- **ENTRIES SHOWN**
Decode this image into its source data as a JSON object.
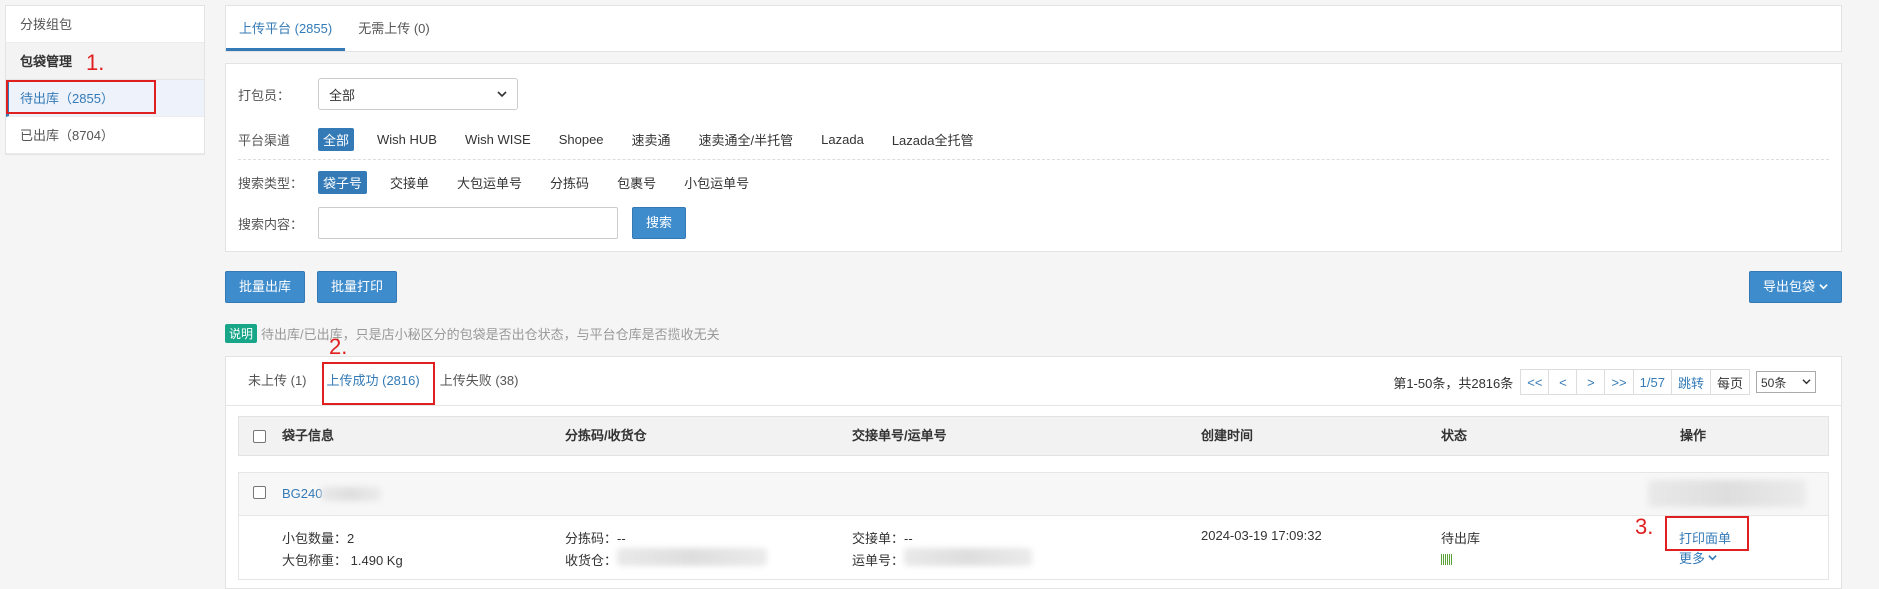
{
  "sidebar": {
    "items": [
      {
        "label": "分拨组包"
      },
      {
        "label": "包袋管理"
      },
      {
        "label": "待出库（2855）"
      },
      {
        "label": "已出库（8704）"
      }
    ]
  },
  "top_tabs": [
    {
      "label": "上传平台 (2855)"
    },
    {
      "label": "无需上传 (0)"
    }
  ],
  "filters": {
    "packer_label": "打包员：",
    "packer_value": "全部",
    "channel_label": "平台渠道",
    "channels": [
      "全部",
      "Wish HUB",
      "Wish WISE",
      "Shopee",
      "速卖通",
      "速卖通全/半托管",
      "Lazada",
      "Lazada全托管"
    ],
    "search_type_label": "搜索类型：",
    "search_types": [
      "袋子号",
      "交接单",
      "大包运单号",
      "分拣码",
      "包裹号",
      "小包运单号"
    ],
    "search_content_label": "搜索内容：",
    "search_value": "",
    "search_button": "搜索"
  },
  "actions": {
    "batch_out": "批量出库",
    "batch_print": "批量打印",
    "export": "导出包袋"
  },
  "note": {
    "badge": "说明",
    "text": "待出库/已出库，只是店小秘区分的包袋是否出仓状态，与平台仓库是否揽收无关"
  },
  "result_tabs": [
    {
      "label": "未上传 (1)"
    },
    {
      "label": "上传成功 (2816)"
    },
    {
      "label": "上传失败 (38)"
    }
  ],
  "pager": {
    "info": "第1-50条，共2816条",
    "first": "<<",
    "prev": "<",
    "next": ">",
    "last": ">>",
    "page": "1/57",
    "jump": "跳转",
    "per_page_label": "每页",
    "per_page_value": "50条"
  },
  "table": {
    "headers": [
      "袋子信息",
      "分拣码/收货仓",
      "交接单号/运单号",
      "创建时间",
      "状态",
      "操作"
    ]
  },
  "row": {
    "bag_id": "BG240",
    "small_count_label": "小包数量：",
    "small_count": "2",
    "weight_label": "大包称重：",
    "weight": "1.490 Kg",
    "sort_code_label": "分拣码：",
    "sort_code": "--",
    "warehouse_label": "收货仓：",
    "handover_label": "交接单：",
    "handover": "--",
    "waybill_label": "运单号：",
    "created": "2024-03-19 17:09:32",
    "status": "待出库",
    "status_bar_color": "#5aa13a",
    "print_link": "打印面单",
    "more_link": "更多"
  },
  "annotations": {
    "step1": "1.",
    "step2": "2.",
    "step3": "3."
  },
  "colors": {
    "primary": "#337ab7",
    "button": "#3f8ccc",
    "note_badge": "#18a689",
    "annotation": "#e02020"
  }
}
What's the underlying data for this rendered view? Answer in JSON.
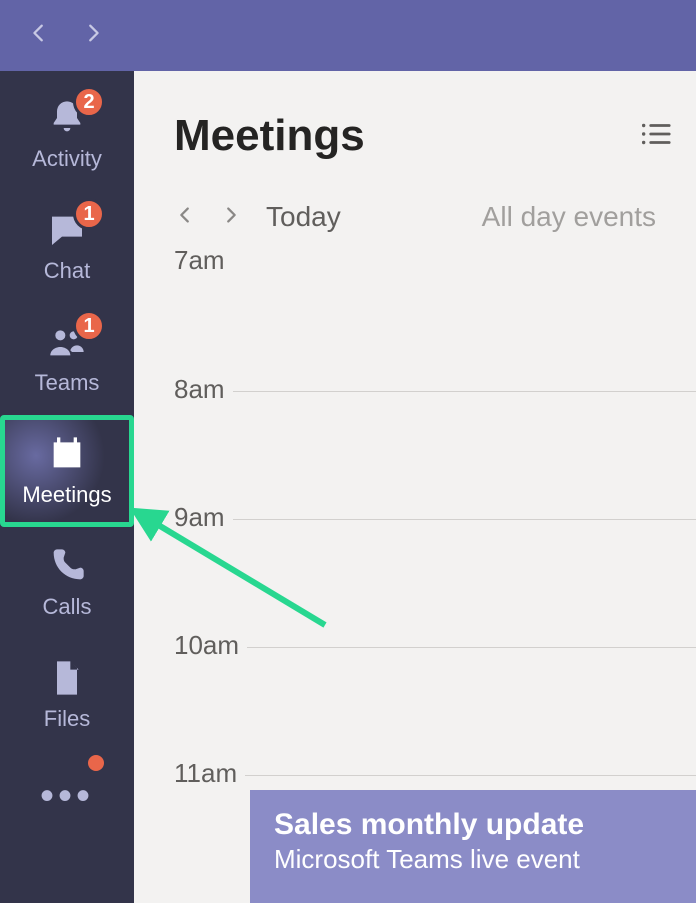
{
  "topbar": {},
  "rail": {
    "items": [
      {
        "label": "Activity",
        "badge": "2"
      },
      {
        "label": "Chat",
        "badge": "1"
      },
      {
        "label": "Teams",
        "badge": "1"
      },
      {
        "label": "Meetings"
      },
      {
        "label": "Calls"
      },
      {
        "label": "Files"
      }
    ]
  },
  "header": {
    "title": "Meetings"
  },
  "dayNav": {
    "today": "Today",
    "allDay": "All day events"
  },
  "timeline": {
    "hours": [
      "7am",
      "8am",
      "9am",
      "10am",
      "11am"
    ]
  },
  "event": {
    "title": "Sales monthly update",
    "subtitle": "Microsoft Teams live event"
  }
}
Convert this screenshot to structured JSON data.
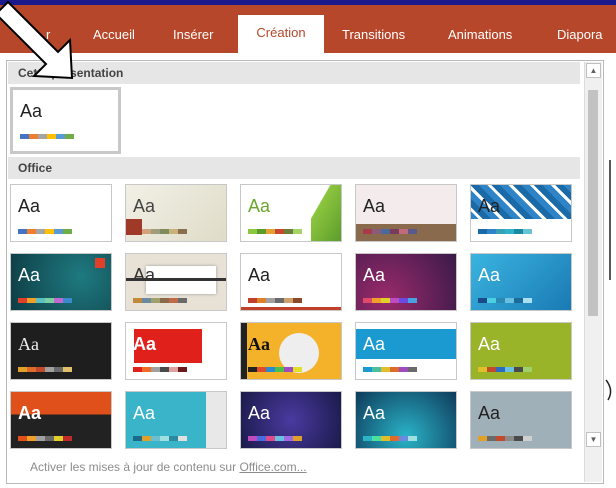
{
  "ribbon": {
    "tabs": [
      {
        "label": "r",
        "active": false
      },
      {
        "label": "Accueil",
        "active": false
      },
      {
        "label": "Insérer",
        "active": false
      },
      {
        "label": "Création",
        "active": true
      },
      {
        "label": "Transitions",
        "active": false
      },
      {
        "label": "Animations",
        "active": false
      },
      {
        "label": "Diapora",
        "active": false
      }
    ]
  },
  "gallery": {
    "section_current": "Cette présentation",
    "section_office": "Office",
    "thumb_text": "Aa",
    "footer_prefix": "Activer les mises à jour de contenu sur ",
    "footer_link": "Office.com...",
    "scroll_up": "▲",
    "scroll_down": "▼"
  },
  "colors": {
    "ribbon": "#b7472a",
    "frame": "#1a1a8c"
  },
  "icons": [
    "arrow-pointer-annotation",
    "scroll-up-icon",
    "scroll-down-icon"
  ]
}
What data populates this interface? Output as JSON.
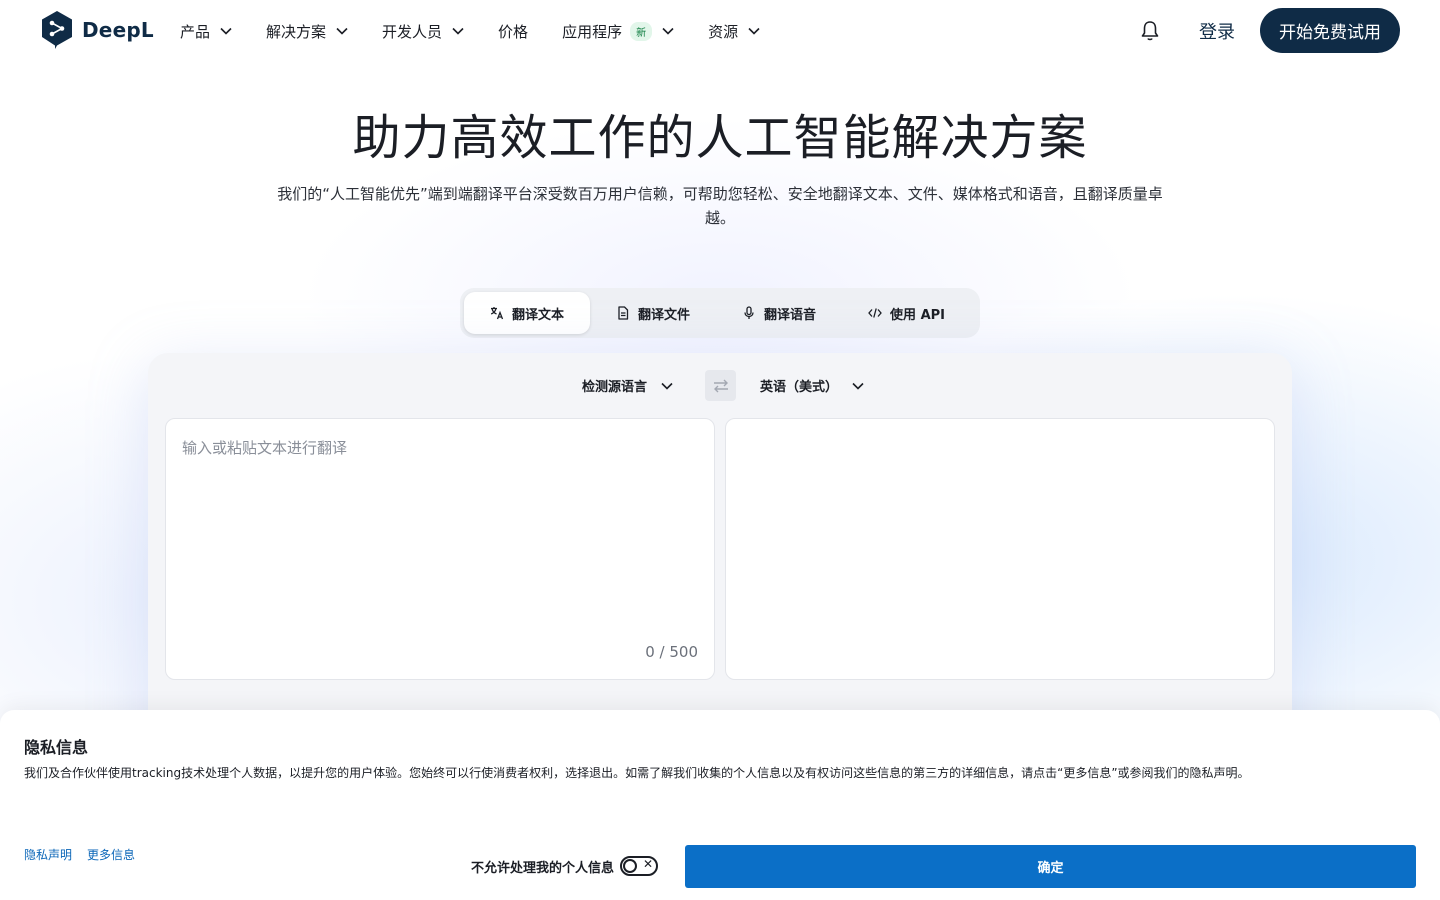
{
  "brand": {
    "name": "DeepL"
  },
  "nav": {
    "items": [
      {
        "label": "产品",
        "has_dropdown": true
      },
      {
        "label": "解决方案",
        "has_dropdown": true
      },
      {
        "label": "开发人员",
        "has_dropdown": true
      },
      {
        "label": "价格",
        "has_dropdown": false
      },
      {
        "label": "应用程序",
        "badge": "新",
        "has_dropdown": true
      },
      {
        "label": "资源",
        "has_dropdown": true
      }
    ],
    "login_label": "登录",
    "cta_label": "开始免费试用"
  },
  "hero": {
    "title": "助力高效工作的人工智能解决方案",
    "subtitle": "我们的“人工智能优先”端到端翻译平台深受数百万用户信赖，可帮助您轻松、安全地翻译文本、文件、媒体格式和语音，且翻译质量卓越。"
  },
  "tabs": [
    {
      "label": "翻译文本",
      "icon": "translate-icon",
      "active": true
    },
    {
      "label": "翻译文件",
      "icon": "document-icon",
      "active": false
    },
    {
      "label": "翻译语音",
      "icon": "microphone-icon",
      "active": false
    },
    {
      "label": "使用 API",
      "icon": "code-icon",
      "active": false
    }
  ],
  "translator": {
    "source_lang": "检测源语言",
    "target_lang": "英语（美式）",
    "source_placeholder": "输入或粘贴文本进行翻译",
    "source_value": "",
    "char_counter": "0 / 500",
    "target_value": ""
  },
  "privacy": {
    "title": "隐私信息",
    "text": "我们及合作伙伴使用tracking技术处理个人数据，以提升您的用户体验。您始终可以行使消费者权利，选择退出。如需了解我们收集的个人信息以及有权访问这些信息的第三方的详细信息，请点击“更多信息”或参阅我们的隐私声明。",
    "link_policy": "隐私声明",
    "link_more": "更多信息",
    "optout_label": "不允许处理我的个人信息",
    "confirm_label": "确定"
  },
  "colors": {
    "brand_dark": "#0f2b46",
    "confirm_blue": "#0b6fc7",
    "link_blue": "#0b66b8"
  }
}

- **DIRECTIONS FOR THIS TASK**
Skipping the pictures, transcribe each line above exactly as it appears.

- **ANSWER TO THE PROBLEM**
Decode this image into its source data as a JSON object.
{
  "sidebar": {
    "items": [
      {
        "label": "分拨组包"
      },
      {
        "label": "包袋管理"
      },
      {
        "label": "待出库（2855）"
      },
      {
        "label": "已出库（8704）"
      }
    ]
  },
  "top_tabs": [
    {
      "label": "上传平台 (2855)"
    },
    {
      "label": "无需上传 (0)"
    }
  ],
  "filters": {
    "packer_label": "打包员：",
    "packer_value": "全部",
    "channel_label": "平台渠道",
    "channels": [
      "全部",
      "Wish HUB",
      "Wish WISE",
      "Shopee",
      "速卖通",
      "速卖通全/半托管",
      "Lazada",
      "Lazada全托管"
    ],
    "search_type_label": "搜索类型：",
    "search_types": [
      "袋子号",
      "交接单",
      "大包运单号",
      "分拣码",
      "包裹号",
      "小包运单号"
    ],
    "search_content_label": "搜索内容：",
    "search_value": "",
    "search_button": "搜索"
  },
  "actions": {
    "batch_out": "批量出库",
    "batch_print": "批量打印",
    "export": "导出包袋"
  },
  "note": {
    "badge": "说明",
    "text": "待出库/已出库，只是店小秘区分的包袋是否出仓状态，与平台仓库是否揽收无关"
  },
  "result_tabs": [
    {
      "label": "未上传 (1)"
    },
    {
      "label": "上传成功 (2816)"
    },
    {
      "label": "上传失败 (38)"
    }
  ],
  "pager": {
    "info": "第1-50条，共2816条",
    "first": "<<",
    "prev": "<",
    "next": ">",
    "last": ">>",
    "page": "1/57",
    "jump": "跳转",
    "per_page_label": "每页",
    "per_page_value": "50条"
  },
  "table": {
    "headers": [
      "袋子信息",
      "分拣码/收货仓",
      "交接单号/运单号",
      "创建时间",
      "状态",
      "操作"
    ]
  },
  "row": {
    "bag_id": "BG240",
    "small_count_label": "小包数量：",
    "small_count": "2",
    "weight_label": "大包称重：",
    "weight": "1.490 Kg",
    "sort_code_label": "分拣码：",
    "sort_code": "--",
    "warehouse_label": "收货仓：",
    "handover_label": "交接单：",
    "handover": "--",
    "waybill_label": "运单号：",
    "created": "2024-03-19 17:09:32",
    "status": "待出库",
    "status_bar_color": "#5aa13a",
    "print_link": "打印面单",
    "more_link": "更多"
  },
  "annotations": {
    "step1": "1.",
    "step2": "2.",
    "step3": "3."
  },
  "colors": {
    "primary": "#337ab7",
    "button": "#3f8ccc",
    "note_badge": "#18a689",
    "annotation": "#e02020"
  }
}
What's the underlying data for this rendered view? Answer in JSON.
{
  "topbar": {},
  "rail": {
    "items": [
      {
        "label": "Activity",
        "badge": "2"
      },
      {
        "label": "Chat",
        "badge": "1"
      },
      {
        "label": "Teams",
        "badge": "1"
      },
      {
        "label": "Meetings"
      },
      {
        "label": "Calls"
      },
      {
        "label": "Files"
      }
    ]
  },
  "header": {
    "title": "Meetings"
  },
  "dayNav": {
    "today": "Today",
    "allDay": "All day events"
  },
  "timeline": {
    "hours": [
      "7am",
      "8am",
      "9am",
      "10am",
      "11am"
    ]
  },
  "event": {
    "title": "Sales monthly update",
    "subtitle": "Microsoft Teams live event"
  }
}
Convert this screenshot to structured JSON data.
{
  "ribbon": {
    "tabs": [
      {
        "label": "r",
        "active": false
      },
      {
        "label": "Accueil",
        "active": false
      },
      {
        "label": "Insérer",
        "active": false
      },
      {
        "label": "Création",
        "active": true
      },
      {
        "label": "Transitions",
        "active": false
      },
      {
        "label": "Animations",
        "active": false
      },
      {
        "label": "Diapora",
        "active": false
      }
    ]
  },
  "gallery": {
    "section_current": "Cette présentation",
    "section_office": "Office",
    "thumb_text": "Aa",
    "footer_prefix": "Activer les mises à jour de contenu sur ",
    "footer_link": "Office.com...",
    "scroll_up": "▲",
    "scroll_down": "▼"
  },
  "colors": {
    "ribbon": "#b7472a",
    "frame": "#1a1a8c"
  },
  "icons": [
    "arrow-pointer-annotation",
    "scroll-up-icon",
    "scroll-down-icon"
  ]
}
What data populates this interface? Output as JSON.
{
  "brand": {
    "name": "DeepL"
  },
  "nav": {
    "items": [
      {
        "label": "产品",
        "has_dropdown": true
      },
      {
        "label": "解决方案",
        "has_dropdown": true
      },
      {
        "label": "开发人员",
        "has_dropdown": true
      },
      {
        "label": "价格",
        "has_dropdown": false
      },
      {
        "label": "应用程序",
        "badge": "新",
        "has_dropdown": true
      },
      {
        "label": "资源",
        "has_dropdown": true
      }
    ],
    "login_label": "登录",
    "cta_label": "开始免费试用"
  },
  "hero": {
    "title": "助力高效工作的人工智能解决方案",
    "subtitle": "我们的“人工智能优先”端到端翻译平台深受数百万用户信赖，可帮助您轻松、安全地翻译文本、文件、媒体格式和语音，且翻译质量卓越。"
  },
  "tabs": [
    {
      "label": "翻译文本",
      "icon": "translate-icon",
      "active": true
    },
    {
      "label": "翻译文件",
      "icon": "document-icon",
      "active": false
    },
    {
      "label": "翻译语音",
      "icon": "microphone-icon",
      "active": false
    },
    {
      "label": "使用 API",
      "icon": "code-icon",
      "active": false
    }
  ],
  "translator": {
    "source_lang": "检测源语言",
    "target_lang": "英语（美式）",
    "source_placeholder": "输入或粘贴文本进行翻译",
    "source_value": "",
    "char_counter": "0 / 500",
    "target_value": ""
  },
  "privacy": {
    "title": "隐私信息",
    "text": "我们及合作伙伴使用tracking技术处理个人数据，以提升您的用户体验。您始终可以行使消费者权利，选择退出。如需了解我们收集的个人信息以及有权访问这些信息的第三方的详细信息，请点击“更多信息”或参阅我们的隐私声明。",
    "link_policy": "隐私声明",
    "link_more": "更多信息",
    "optout_label": "不允许处理我的个人信息",
    "confirm_label": "确定"
  },
  "colors": {
    "brand_dark": "#0f2b46",
    "confirm_blue": "#0b6fc7",
    "link_blue": "#0b66b8"
  }
}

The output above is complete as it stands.